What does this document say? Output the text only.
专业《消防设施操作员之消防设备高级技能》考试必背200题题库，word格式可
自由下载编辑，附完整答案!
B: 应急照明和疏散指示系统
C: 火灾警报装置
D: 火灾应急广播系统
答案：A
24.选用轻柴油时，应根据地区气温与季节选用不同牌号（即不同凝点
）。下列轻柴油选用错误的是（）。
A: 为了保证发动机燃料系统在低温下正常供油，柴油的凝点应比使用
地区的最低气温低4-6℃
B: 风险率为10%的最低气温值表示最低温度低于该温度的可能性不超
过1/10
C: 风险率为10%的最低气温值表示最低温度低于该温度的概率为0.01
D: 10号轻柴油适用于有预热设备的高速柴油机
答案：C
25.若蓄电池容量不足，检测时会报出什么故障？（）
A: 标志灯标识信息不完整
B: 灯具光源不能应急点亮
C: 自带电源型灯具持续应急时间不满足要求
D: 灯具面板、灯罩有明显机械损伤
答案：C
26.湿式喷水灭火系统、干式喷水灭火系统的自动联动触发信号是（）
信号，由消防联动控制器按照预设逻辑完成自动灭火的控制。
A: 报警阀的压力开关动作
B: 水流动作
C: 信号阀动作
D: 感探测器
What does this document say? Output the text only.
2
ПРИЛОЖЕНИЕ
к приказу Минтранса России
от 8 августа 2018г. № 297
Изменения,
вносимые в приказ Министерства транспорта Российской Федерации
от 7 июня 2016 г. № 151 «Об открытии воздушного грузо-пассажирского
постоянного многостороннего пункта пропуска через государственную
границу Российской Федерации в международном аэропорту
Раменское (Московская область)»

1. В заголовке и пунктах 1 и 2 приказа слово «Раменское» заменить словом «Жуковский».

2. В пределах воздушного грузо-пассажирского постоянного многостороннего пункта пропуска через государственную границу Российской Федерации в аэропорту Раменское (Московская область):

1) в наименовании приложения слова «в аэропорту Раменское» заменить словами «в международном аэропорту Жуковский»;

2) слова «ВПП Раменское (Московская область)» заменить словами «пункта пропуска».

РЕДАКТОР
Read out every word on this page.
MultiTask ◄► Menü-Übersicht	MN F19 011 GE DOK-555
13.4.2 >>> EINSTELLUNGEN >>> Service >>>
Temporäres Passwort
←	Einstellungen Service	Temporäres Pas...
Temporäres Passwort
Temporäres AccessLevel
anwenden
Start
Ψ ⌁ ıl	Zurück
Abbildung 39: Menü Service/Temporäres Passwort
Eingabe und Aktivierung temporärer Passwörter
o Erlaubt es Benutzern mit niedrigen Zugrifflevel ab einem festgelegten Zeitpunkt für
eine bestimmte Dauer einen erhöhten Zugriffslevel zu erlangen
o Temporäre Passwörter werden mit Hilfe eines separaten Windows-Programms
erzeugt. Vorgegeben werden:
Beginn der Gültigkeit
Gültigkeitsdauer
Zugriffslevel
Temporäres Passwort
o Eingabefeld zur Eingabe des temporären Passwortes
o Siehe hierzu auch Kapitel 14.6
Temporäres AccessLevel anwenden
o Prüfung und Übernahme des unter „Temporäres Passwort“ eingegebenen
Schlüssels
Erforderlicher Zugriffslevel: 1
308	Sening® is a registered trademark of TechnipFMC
------------------------------------------------------------
Task statement: Find how many lines include the string "воздушного" and report that number alone.

Final result: 2